— GIVEN INSTRUCTION —
Are you able to retype all the records below exactly?

— DATA RECORDS —
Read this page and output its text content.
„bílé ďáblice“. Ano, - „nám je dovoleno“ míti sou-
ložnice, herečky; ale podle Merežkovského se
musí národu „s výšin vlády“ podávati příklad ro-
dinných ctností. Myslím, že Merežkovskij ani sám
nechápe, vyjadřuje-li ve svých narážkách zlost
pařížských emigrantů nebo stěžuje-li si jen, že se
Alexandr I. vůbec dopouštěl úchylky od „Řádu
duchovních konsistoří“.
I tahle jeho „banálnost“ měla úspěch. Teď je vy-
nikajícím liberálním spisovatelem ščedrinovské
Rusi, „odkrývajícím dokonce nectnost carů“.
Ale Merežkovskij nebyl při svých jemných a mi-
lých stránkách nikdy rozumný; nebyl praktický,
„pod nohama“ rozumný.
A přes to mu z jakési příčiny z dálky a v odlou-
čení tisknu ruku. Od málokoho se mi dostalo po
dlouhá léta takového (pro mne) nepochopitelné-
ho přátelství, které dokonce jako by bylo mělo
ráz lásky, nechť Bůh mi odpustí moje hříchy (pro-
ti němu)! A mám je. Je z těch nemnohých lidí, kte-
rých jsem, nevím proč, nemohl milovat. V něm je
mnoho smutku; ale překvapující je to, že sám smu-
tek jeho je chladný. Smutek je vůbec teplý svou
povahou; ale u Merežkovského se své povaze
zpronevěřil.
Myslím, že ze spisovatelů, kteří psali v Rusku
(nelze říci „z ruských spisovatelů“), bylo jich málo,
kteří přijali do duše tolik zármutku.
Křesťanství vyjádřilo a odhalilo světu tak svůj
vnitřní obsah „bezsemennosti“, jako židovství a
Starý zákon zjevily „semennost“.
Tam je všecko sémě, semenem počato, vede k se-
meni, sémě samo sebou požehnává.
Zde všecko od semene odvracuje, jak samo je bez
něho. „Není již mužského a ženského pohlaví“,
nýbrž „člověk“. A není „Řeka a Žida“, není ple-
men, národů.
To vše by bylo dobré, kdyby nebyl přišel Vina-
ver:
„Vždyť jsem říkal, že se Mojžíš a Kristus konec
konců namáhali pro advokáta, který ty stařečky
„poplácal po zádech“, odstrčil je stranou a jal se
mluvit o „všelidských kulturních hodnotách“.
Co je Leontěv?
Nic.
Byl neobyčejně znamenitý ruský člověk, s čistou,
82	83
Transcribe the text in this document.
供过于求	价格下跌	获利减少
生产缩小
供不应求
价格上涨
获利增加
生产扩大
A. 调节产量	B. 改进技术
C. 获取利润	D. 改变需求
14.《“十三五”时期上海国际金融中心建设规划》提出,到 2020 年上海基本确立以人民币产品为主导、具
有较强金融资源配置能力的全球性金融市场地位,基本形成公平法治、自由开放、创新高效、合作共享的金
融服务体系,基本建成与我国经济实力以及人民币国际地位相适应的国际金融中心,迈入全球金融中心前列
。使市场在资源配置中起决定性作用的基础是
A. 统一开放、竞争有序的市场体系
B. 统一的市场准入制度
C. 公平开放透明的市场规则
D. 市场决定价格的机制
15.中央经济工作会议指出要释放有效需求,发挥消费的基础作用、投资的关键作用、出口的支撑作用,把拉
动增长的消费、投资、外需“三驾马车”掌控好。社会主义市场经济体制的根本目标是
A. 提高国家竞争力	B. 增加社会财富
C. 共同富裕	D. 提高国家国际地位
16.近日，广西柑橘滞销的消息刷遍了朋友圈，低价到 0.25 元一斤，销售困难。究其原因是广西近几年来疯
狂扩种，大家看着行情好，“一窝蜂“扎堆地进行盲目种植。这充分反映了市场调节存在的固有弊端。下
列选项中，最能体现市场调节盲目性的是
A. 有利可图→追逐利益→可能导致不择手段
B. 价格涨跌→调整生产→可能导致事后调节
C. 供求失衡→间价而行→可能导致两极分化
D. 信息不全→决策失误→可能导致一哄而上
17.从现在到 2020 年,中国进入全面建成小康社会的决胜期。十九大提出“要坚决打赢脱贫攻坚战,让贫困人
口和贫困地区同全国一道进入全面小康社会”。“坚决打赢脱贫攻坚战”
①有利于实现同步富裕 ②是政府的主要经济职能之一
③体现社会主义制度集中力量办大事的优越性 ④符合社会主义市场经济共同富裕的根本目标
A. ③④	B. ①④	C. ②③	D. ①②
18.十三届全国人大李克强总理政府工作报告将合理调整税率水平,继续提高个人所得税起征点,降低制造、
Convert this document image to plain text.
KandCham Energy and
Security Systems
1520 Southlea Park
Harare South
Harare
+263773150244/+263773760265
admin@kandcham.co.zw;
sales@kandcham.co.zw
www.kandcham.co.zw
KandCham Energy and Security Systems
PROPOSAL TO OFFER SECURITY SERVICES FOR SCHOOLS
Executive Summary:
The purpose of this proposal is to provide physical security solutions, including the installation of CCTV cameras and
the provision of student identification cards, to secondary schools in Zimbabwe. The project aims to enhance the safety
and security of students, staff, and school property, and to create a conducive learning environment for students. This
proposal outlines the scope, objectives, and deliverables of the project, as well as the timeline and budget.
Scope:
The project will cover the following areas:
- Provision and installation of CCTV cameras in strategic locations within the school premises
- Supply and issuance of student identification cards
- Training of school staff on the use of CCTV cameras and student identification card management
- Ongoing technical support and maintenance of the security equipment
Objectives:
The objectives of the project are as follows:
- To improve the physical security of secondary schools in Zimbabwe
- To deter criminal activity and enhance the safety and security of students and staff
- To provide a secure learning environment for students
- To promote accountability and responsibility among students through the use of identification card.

— TASK ANSWER —
Read this page and output its text content.
„bílé ďáblice“. Ano, - „nám je dovoleno“ míti sou-
ložnice, herečky; ale podle Merežkovského se
musí národu „s výšin vlády“ podávati příklad ro-
dinných ctností. Myslím, že Merežkovskij ani sám
nechápe, vyjadřuje-li ve svých narážkách zlost
pařížských emigrantů nebo stěžuje-li si jen, že se
Alexandr I. vůbec dopouštěl úchylky od „Řádu
duchovních konsistoří“.
I tahle jeho „banálnost“ měla úspěch. Teď je vy-
nikajícím liberálním spisovatelem ščedrinovské
Rusi, „odkrývajícím dokonce nectnost carů“.
Ale Merežkovskij nebyl při svých jemných a mi-
lých stránkách nikdy rozumný; nebyl praktický,
„pod nohama“ rozumný.
A přes to mu z jakési příčiny z dálky a v odlou-
čení tisknu ruku. Od málokoho se mi dostalo po
dlouhá léta takového (pro mne) nepochopitelné-
ho přátelství, které dokonce jako by bylo mělo
ráz lásky, nechť Bůh mi odpustí moje hříchy (pro-
ti němu)! A mám je. Je z těch nemnohých lidí, kte-
rých jsem, nevím proč, nemohl milovat. V něm je
mnoho smutku; ale překvapující je to, že sám smu-
tek jeho je chladný. Smutek je vůbec teplý svou
povahou; ale u Merežkovského se své povaze
zpronevěřil.
Myslím, že ze spisovatelů, kteří psali v Rusku
(nelze říci „z ruských spisovatelů“), bylo jich málo,
kteří přijali do duše tolik zármutku.
Křesťanství vyjádřilo a odhalilo světu tak svůj
vnitřní obsah „bezsemennosti“, jako židovství a
Starý zákon zjevily „semennost“.
Tam je všecko sémě, semenem počato, vede k se-
meni, sémě samo sebou požehnává.
Zde všecko od semene odvracuje, jak samo je bez
něho. „Není již mužského a ženského pohlaví“,
nýbrž „člověk“. A není „Řeka a Žida“, není ple-
men, národů.
To vše by bylo dobré, kdyby nebyl přišel Vina-
ver:
„Vždyť jsem říkal, že se Mojžíš a Kristus konec
konců namáhali pro advokáta, který ty stařečky
„poplácal po zádech“, odstrčil je stranou a jal se
mluvit o „všelidských kulturních hodnotách“.
Co je Leontěv?
Nic.
Byl neobyčejně znamenitý ruský člověk, s čistou,
82	83
Transcribe the text in this document.
供过于求	价格下跌	获利减少
生产缩小
供不应求
价格上涨
获利增加
生产扩大
A. 调节产量	B. 改进技术
C. 获取利润	D. 改变需求
14.《“十三五”时期上海国际金融中心建设规划》提出,到 2020 年上海基本确立以人民币产品为主导、具
有较强金融资源配置能力的全球性金融市场地位,基本形成公平法治、自由开放、创新高效、合作共享的金
融服务体系,基本建成与我国经济实力以及人民币国际地位相适应的国际金融中心,迈入全球金融中心前列
。使市场在资源配置中起决定性作用的基础是
A. 统一开放、竞争有序的市场体系
B. 统一的市场准入制度
C. 公平开放透明的市场规则
D. 市场决定价格的机制
15.中央经济工作会议指出要释放有效需求,发挥消费的基础作用、投资的关键作用、出口的支撑作用,把拉
动增长的消费、投资、外需“三驾马车”掌控好。社会主义市场经济体制的根本目标是
A. 提高国家竞争力	B. 增加社会财富
C. 共同富裕	D. 提高国家国际地位
16.近日，广西柑橘滞销的消息刷遍了朋友圈，低价到 0.25 元一斤，销售困难。究其原因是广西近几年来疯
狂扩种，大家看着行情好，“一窝蜂“扎堆地进行盲目种植。这充分反映了市场调节存在的固有弊端。下
列选项中，最能体现市场调节盲目性的是
A. 有利可图→追逐利益→可能导致不择手段
B. 价格涨跌→调整生产→可能导致事后调节
C. 供求失衡→间价而行→可能导致两极分化
D. 信息不全→决策失误→可能导致一哄而上
17.从现在到 2020 年,中国进入全面建成小康社会的决胜期。十九大提出“要坚决打赢脱贫攻坚战,让贫困人
口和贫困地区同全国一道进入全面小康社会”。“坚决打赢脱贫攻坚战”
①有利于实现同步富裕 ②是政府的主要经济职能之一
③体现社会主义制度集中力量办大事的优越性 ④符合社会主义市场经济共同富裕的根本目标
A. ③④	B. ①④	C. ②③	D. ①②
18.十三届全国人大李克强总理政府工作报告将合理调整税率水平,继续提高个人所得税起征点,降低制造、
Convert this document image to plain text.
KandCham Energy and
Security Systems
1520 Southlea Park
Harare South
Harare
+263773150244/+263773760265
admin@kandcham.co.zw;
sales@kandcham.co.zw
www.kandcham.co.zw
KandCham Energy and Security Systems
PROPOSAL TO OFFER SECURITY SERVICES FOR SCHOOLS
Executive Summary:
The purpose of this proposal is to provide physical security solutions, including the installation of CCTV cameras and
the provision of student identification cards, to secondary schools in Zimbabwe. The project aims to enhance the safety
and security of students, staff, and school property, and to create a conducive learning environment for students. This
proposal outlines the scope, objectives, and deliverables of the project, as well as the timeline and budget.
Scope:
The project will cover the following areas:
- Provision and installation of CCTV cameras in strategic locations within the school premises
- Supply and issuance of student identification cards
- Training of school staff on the use of CCTV cameras and student identification card management
- Ongoing technical support and maintenance of the security equipment
Objectives:
The objectives of the project are as follows:
- To improve the physical security of secondary schools in Zimbabwe
- To deter criminal activity and enhance the safety and security of students and staff
- To provide a secure learning environment for students
- To promote accountability and responsibility among students through the use of identification card.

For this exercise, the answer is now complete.